Every record below should be printed exactly as it appears.

begin Data provided

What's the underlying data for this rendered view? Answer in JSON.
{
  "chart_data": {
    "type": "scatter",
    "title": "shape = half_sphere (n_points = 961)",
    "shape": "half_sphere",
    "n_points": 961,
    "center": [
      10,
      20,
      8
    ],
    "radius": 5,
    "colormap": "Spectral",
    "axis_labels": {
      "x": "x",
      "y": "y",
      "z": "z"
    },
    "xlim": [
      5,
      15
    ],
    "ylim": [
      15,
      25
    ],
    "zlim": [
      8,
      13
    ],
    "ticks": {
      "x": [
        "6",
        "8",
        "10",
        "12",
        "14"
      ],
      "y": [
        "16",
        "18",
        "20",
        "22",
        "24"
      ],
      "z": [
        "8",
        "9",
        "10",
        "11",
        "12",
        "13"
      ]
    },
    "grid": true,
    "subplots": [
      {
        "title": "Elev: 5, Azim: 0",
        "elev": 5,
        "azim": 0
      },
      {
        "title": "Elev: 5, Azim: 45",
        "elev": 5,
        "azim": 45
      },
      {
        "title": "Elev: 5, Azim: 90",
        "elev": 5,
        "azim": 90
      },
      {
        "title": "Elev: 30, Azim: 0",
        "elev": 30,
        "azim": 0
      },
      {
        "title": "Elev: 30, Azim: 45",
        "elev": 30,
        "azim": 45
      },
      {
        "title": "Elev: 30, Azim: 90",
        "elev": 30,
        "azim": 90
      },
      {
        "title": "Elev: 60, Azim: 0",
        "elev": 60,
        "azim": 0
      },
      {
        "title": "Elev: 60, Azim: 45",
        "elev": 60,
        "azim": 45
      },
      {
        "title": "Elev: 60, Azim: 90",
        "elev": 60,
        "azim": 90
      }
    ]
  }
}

end Data provided

* _Result for this exercise_:
What's the underlying data for this rendered view? Answer in JSON.
{
  "chart_data": {
    "type": "scatter",
    "title": "shape = half_sphere (n_points = 961)",
    "shape": "half_sphere",
    "n_points": 961,
    "center": [
      10,
      20,
      8
    ],
    "radius": 5,
    "colormap": "Spectral",
    "axis_labels": {
      "x": "x",
      "y": "y",
      "z": "z"
    },
    "xlim": [
      5,
      15
    ],
    "ylim": [
      15,
      25
    ],
    "zlim": [
      8,
      13
    ],
    "ticks": {
      "x": [
        "6",
        "8",
        "10",
        "12",
        "14"
      ],
      "y": [
        "16",
        "18",
        "20",
        "22",
        "24"
      ],
      "z": [
        "8",
        "9",
        "10",
        "11",
        "12",
        "13"
      ]
    },
    "grid": true,
    "subplots": [
      {
        "title": "Elev: 5, Azim: 0",
        "elev": 5,
        "azim": 0
      },
      {
        "title": "Elev: 5, Azim: 45",
        "elev": 5,
        "azim": 45
      },
      {
        "title": "Elev: 5, Azim: 90",
        "elev": 5,
        "azim": 90
      },
      {
        "title": "Elev: 30, Azim: 0",
        "elev": 30,
        "azim": 0
      },
      {
        "title": "Elev: 30, Azim: 45",
        "elev": 30,
        "azim": 45
      },
      {
        "title": "Elev: 30, Azim: 90",
        "elev": 30,
        "azim": 90
      },
      {
        "title": "Elev: 60, Azim: 0",
        "elev": 60,
        "azim": 0
      },
      {
        "title": "Elev: 60, Azim: 45",
        "elev": 60,
        "azim": 45
      },
      {
        "title": "Elev: 60, Azim: 90",
        "elev": 60,
        "azim": 90
      }
    ]
  }
}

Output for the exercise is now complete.